"""
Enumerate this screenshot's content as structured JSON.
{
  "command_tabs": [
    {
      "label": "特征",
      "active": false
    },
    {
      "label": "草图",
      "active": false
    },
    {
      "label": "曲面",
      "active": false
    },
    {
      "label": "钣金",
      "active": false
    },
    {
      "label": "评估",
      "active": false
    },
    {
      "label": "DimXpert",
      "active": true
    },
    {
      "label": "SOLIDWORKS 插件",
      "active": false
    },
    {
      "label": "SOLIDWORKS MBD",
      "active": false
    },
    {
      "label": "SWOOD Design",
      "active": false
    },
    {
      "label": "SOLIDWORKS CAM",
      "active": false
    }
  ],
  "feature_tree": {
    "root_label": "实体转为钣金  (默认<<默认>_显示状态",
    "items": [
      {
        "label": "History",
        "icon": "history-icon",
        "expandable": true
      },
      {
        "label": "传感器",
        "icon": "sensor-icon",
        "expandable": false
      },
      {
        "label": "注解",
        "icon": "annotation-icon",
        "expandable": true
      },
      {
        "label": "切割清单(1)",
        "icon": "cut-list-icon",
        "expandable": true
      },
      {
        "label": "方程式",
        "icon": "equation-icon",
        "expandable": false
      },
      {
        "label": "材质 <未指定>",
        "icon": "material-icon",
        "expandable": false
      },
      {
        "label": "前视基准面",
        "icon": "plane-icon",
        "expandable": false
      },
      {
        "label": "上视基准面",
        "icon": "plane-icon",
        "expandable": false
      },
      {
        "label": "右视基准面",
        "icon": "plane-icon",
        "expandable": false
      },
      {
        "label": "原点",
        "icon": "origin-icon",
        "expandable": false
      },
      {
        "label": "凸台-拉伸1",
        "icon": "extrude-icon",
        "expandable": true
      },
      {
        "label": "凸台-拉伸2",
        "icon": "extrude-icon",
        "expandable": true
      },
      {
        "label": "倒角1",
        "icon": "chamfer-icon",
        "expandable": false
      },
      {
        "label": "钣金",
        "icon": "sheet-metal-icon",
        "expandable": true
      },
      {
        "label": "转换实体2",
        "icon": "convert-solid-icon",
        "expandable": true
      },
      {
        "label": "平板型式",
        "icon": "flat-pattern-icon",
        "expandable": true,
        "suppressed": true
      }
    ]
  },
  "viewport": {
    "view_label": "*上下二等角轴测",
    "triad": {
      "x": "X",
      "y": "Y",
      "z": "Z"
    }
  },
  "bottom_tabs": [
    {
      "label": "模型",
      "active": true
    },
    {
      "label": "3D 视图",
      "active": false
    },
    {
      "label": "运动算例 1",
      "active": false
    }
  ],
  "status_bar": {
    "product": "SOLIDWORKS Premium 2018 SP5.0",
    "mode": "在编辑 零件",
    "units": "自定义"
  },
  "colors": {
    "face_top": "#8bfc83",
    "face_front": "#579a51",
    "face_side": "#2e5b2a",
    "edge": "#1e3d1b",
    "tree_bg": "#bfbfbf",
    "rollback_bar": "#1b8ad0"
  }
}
"""
Your task is to quote the listing above word for word.

▸ FINISHED ANSWER:
Enumerate this screenshot's content as structured JSON.
{
  "command_tabs": [
    {
      "label": "特征",
      "active": false
    },
    {
      "label": "草图",
      "active": false
    },
    {
      "label": "曲面",
      "active": false
    },
    {
      "label": "钣金",
      "active": false
    },
    {
      "label": "评估",
      "active": false
    },
    {
      "label": "DimXpert",
      "active": true
    },
    {
      "label": "SOLIDWORKS 插件",
      "active": false
    },
    {
      "label": "SOLIDWORKS MBD",
      "active": false
    },
    {
      "label": "SWOOD Design",
      "active": false
    },
    {
      "label": "SOLIDWORKS CAM",
      "active": false
    }
  ],
  "feature_tree": {
    "root_label": "实体转为钣金  (默认<<默认>_显示状态",
    "items": [
      {
        "label": "History",
        "icon": "history-icon",
        "expandable": true
      },
      {
        "label": "传感器",
        "icon": "sensor-icon",
        "expandable": false
      },
      {
        "label": "注解",
        "icon": "annotation-icon",
        "expandable": true
      },
      {
        "label": "切割清单(1)",
        "icon": "cut-list-icon",
        "expandable": true
      },
      {
        "label": "方程式",
        "icon": "equation-icon",
        "expandable": false
      },
      {
        "label": "材质 <未指定>",
        "icon": "material-icon",
        "expandable": false
      },
      {
        "label": "前视基准面",
        "icon": "plane-icon",
        "expandable": false
      },
      {
        "label": "上视基准面",
        "icon": "plane-icon",
        "expandable": false
      },
      {
        "label": "右视基准面",
        "icon": "plane-icon",
        "expandable": false
      },
      {
        "label": "原点",
        "icon": "origin-icon",
        "expandable": false
      },
      {
        "label": "凸台-拉伸1",
        "icon": "extrude-icon",
        "expandable": true
      },
      {
        "label": "凸台-拉伸2",
        "icon": "extrude-icon",
        "expandable": true
      },
      {
        "label": "倒角1",
        "icon": "chamfer-icon",
        "expandable": false
      },
      {
        "label": "钣金",
        "icon": "sheet-metal-icon",
        "expandable": true
      },
      {
        "label": "转换实体2",
        "icon": "convert-solid-icon",
        "expandable": true
      },
      {
        "label": "平板型式",
        "icon": "flat-pattern-icon",
        "expandable": true,
        "suppressed": true
      }
    ]
  },
  "viewport": {
    "view_label": "*上下二等角轴测",
    "triad": {
      "x": "X",
      "y": "Y",
      "z": "Z"
    }
  },
  "bottom_tabs": [
    {
      "label": "模型",
      "active": true
    },
    {
      "label": "3D 视图",
      "active": false
    },
    {
      "label": "运动算例 1",
      "active": false
    }
  ],
  "status_bar": {
    "product": "SOLIDWORKS Premium 2018 SP5.0",
    "mode": "在编辑 零件",
    "units": "自定义"
  },
  "colors": {
    "face_top": "#8bfc83",
    "face_front": "#579a51",
    "face_side": "#2e5b2a",
    "edge": "#1e3d1b",
    "tree_bg": "#bfbfbf",
    "rollback_bar": "#1b8ad0"
  }
}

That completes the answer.